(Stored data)
---+---

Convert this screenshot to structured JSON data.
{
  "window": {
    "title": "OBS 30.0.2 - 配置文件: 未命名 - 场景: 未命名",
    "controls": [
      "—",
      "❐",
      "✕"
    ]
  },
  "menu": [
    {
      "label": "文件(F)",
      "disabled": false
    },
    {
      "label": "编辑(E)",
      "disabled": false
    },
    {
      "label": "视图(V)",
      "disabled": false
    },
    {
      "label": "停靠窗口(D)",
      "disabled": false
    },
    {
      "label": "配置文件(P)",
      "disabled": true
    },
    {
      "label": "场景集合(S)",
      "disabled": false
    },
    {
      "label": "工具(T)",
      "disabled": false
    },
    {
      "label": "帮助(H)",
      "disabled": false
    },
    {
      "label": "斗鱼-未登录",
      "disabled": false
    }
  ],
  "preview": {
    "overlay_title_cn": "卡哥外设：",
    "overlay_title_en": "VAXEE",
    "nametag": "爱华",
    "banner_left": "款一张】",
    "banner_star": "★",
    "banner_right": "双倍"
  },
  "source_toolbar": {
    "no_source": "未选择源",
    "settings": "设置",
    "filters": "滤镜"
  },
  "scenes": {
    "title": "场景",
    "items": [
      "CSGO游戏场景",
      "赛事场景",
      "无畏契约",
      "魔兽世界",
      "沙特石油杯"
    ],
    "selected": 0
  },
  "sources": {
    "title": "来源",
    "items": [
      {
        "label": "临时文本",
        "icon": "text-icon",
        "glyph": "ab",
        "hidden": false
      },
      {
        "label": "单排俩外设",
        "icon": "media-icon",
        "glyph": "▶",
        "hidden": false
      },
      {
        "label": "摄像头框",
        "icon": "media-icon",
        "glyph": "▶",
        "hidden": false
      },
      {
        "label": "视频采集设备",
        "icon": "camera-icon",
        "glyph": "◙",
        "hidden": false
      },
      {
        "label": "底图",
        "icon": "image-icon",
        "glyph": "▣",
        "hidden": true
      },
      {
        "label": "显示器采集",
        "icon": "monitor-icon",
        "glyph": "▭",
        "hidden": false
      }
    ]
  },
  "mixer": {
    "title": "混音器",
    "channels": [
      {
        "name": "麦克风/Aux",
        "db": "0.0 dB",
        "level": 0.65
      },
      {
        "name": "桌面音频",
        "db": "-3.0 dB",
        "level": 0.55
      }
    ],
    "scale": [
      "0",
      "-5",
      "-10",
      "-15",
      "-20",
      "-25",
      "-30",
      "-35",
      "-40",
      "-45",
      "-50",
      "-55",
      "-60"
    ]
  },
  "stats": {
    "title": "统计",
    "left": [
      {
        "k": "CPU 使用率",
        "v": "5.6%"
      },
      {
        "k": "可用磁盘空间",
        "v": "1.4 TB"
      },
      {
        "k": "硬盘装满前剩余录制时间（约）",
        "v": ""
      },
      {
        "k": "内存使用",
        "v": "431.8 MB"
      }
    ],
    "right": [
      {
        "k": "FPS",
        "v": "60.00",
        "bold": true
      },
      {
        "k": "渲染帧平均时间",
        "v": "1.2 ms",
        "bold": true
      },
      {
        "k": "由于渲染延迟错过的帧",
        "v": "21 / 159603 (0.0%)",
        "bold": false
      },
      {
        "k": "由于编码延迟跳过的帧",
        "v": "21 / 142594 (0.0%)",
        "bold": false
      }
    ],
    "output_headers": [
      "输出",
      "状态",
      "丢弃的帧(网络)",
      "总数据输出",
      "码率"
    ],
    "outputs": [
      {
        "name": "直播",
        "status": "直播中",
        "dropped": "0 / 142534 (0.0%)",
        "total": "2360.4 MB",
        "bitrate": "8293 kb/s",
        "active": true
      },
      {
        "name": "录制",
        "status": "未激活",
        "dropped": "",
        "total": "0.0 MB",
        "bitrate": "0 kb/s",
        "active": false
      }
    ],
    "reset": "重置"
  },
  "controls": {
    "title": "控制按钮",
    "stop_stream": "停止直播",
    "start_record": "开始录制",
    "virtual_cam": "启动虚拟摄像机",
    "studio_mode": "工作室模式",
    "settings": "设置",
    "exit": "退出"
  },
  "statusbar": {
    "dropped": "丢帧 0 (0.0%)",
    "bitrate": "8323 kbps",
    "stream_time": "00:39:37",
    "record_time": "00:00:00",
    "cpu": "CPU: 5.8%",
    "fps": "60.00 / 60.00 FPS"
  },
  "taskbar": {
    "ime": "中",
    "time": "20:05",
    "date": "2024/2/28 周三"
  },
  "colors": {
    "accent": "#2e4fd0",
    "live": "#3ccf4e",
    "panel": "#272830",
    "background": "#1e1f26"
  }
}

---+---

- **Stated task**:
Using the material above, gather every line that includes "dropped".

- **Output for this exercise**:
        "dropped": "0 / 142534 (0.0%)",
        "dropped": "",
    "dropped": "丢帧 0 (0.0%)",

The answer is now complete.